Written request:
Repeat the listing in full, word for word.

Provided records:
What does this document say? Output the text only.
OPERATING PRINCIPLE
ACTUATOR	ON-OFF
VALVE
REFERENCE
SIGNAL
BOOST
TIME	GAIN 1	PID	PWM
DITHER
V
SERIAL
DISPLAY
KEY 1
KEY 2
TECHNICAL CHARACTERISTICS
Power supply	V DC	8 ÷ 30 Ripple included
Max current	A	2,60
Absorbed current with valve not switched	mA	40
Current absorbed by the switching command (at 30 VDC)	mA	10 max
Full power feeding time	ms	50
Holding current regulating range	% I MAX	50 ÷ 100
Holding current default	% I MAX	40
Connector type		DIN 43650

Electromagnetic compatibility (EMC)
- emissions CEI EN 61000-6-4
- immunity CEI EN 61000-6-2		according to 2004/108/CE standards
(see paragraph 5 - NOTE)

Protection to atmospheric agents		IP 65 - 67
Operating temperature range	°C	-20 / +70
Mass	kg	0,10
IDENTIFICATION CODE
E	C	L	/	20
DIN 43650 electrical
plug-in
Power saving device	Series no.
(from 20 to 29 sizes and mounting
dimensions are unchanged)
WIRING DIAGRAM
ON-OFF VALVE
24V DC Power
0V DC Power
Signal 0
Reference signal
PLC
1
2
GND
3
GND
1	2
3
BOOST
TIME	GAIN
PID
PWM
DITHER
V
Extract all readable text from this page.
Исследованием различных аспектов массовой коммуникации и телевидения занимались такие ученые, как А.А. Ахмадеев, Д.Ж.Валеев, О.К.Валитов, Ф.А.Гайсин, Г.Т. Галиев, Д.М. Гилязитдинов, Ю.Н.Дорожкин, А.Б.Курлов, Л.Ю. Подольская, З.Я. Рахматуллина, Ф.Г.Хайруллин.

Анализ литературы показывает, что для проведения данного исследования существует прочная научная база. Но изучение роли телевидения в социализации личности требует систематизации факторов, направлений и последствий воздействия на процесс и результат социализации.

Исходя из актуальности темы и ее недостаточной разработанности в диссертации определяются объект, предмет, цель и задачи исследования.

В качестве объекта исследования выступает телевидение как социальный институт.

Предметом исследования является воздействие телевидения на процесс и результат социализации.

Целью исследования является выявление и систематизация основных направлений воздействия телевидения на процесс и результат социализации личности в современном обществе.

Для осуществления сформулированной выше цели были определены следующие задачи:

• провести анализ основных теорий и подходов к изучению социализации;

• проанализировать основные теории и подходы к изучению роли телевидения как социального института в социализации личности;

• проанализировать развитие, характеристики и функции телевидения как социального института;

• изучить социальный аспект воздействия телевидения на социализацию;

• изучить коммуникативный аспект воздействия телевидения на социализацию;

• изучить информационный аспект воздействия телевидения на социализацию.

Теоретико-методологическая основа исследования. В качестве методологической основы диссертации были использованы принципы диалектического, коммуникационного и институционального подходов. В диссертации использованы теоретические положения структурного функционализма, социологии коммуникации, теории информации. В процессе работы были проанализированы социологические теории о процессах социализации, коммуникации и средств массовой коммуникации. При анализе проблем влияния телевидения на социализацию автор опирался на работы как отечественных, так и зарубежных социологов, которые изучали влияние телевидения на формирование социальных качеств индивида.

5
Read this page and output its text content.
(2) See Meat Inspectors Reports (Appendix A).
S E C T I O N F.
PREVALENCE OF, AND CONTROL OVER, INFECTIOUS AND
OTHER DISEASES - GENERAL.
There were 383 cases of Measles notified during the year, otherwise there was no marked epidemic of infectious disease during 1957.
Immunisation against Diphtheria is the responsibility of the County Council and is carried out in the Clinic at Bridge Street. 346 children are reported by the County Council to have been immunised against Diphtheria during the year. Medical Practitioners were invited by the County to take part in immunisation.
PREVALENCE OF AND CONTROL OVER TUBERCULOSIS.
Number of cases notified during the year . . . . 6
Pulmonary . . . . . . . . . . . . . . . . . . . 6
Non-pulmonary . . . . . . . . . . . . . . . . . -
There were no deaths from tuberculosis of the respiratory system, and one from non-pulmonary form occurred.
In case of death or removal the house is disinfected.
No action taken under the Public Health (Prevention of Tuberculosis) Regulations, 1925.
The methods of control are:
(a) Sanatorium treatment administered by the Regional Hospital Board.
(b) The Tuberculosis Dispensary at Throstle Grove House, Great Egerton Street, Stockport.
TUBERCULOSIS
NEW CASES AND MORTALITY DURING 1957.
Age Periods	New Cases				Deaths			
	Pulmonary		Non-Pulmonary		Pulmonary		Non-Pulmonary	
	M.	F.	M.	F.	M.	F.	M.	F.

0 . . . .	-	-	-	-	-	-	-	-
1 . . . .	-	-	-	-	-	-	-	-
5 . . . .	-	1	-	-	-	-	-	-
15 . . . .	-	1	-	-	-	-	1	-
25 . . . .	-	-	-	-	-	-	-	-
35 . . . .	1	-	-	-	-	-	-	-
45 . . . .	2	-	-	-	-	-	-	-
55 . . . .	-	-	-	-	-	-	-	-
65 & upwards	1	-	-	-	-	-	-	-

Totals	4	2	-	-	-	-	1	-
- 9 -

Output for this exercise:
What does this document say? Output the text only.
OPERATING PRINCIPLE
ACTUATOR	ON-OFF
VALVE
REFERENCE
SIGNAL
BOOST
TIME	GAIN 1	PID	PWM
DITHER
V
SERIAL
DISPLAY
KEY 1
KEY 2
TECHNICAL CHARACTERISTICS
Power supply	V DC	8 ÷ 30 Ripple included
Max current	A	2,60
Absorbed current with valve not switched	mA	40
Current absorbed by the switching command (at 30 VDC)	mA	10 max
Full power feeding time	ms	50
Holding current regulating range	% I MAX	50 ÷ 100
Holding current default	% I MAX	40
Connector type		DIN 43650

Electromagnetic compatibility (EMC)
- emissions CEI EN 61000-6-4
- immunity CEI EN 61000-6-2		according to 2004/108/CE standards
(see paragraph 5 - NOTE)

Protection to atmospheric agents		IP 65 - 67
Operating temperature range	°C	-20 / +70
Mass	kg	0,10
IDENTIFICATION CODE
E	C	L	/	20
DIN 43650 electrical
plug-in
Power saving device	Series no.
(from 20 to 29 sizes and mounting
dimensions are unchanged)
WIRING DIAGRAM
ON-OFF VALVE
24V DC Power
0V DC Power
Signal 0
Reference signal
PLC
1
2
GND
3
GND
1	2
3
BOOST
TIME	GAIN
PID
PWM
DITHER
V
Extract all readable text from this page.
Исследованием различных аспектов массовой коммуникации и телевидения занимались такие ученые, как А.А. Ахмадеев, Д.Ж.Валеев, О.К.Валитов, Ф.А.Гайсин, Г.Т. Галиев, Д.М. Гилязитдинов, Ю.Н.Дорожкин, А.Б.Курлов, Л.Ю. Подольская, З.Я. Рахматуллина, Ф.Г.Хайруллин.

Анализ литературы показывает, что для проведения данного исследования существует прочная научная база. Но изучение роли телевидения в социализации личности требует систематизации факторов, направлений и последствий воздействия на процесс и результат социализации.

Исходя из актуальности темы и ее недостаточной разработанности в диссертации определяются объект, предмет, цель и задачи исследования.

В качестве объекта исследования выступает телевидение как социальный институт.

Предметом исследования является воздействие телевидения на процесс и результат социализации.

Целью исследования является выявление и систематизация основных направлений воздействия телевидения на процесс и результат социализации личности в современном обществе.

Для осуществления сформулированной выше цели были определены следующие задачи:

• провести анализ основных теорий и подходов к изучению социализации;

• проанализировать основные теории и подходы к изучению роли телевидения как социального института в социализации личности;

• проанализировать развитие, характеристики и функции телевидения как социального института;

• изучить социальный аспект воздействия телевидения на социализацию;

• изучить коммуникативный аспект воздействия телевидения на социализацию;

• изучить информационный аспект воздействия телевидения на социализацию.

Теоретико-методологическая основа исследования. В качестве методологической основы диссертации были использованы принципы диалектического, коммуникационного и институционального подходов. В диссертации использованы теоретические положения структурного функционализма, социологии коммуникации, теории информации. В процессе работы были проанализированы социологические теории о процессах социализации, коммуникации и средств массовой коммуникации. При анализе проблем влияния телевидения на социализацию автор опирался на работы как отечественных, так и зарубежных социологов, которые изучали влияние телевидения на формирование социальных качеств индивида.

5
Read this page and output its text content.
(2) See Meat Inspectors Reports (Appendix A).
S E C T I O N F.
PREVALENCE OF, AND CONTROL OVER, INFECTIOUS AND
OTHER DISEASES - GENERAL.
There were 383 cases of Measles notified during the year, otherwise there was no marked epidemic of infectious disease during 1957.
Immunisation against Diphtheria is the responsibility of the County Council and is carried out in the Clinic at Bridge Street. 346 children are reported by the County Council to have been immunised against Diphtheria during the year. Medical Practitioners were invited by the County to take part in immunisation.
PREVALENCE OF AND CONTROL OVER TUBERCULOSIS.
Number of cases notified during the year . . . . 6
Pulmonary . . . . . . . . . . . . . . . . . . . 6
Non-pulmonary . . . . . . . . . . . . . . . . . -
There were no deaths from tuberculosis of the respiratory system, and one from non-pulmonary form occurred.
In case of death or removal the house is disinfected.
No action taken under the Public Health (Prevention of Tuberculosis) Regulations, 1925.
The methods of control are:
(a) Sanatorium treatment administered by the Regional Hospital Board.
(b) The Tuberculosis Dispensary at Throstle Grove House, Great Egerton Street, Stockport.
TUBERCULOSIS
NEW CASES AND MORTALITY DURING 1957.
Age Periods	New Cases				Deaths			
	Pulmonary		Non-Pulmonary		Pulmonary		Non-Pulmonary	
	M.	F.	M.	F.	M.	F.	M.	F.

0 . . . .	-	-	-	-	-	-	-	-
1 . . . .	-	-	-	-	-	-	-	-
5 . . . .	-	1	-	-	-	-	-	-
15 . . . .	-	1	-	-	-	-	1	-
25 . . . .	-	-	-	-	-	-	-	-
35 . . . .	1	-	-	-	-	-	-	-
45 . . . .	2	-	-	-	-	-	-	-
55 . . . .	-	-	-	-	-	-	-	-
65 & upwards	1	-	-	-	-	-	-	-

Totals	4	2	-	-	-	-	1	-
- 9 -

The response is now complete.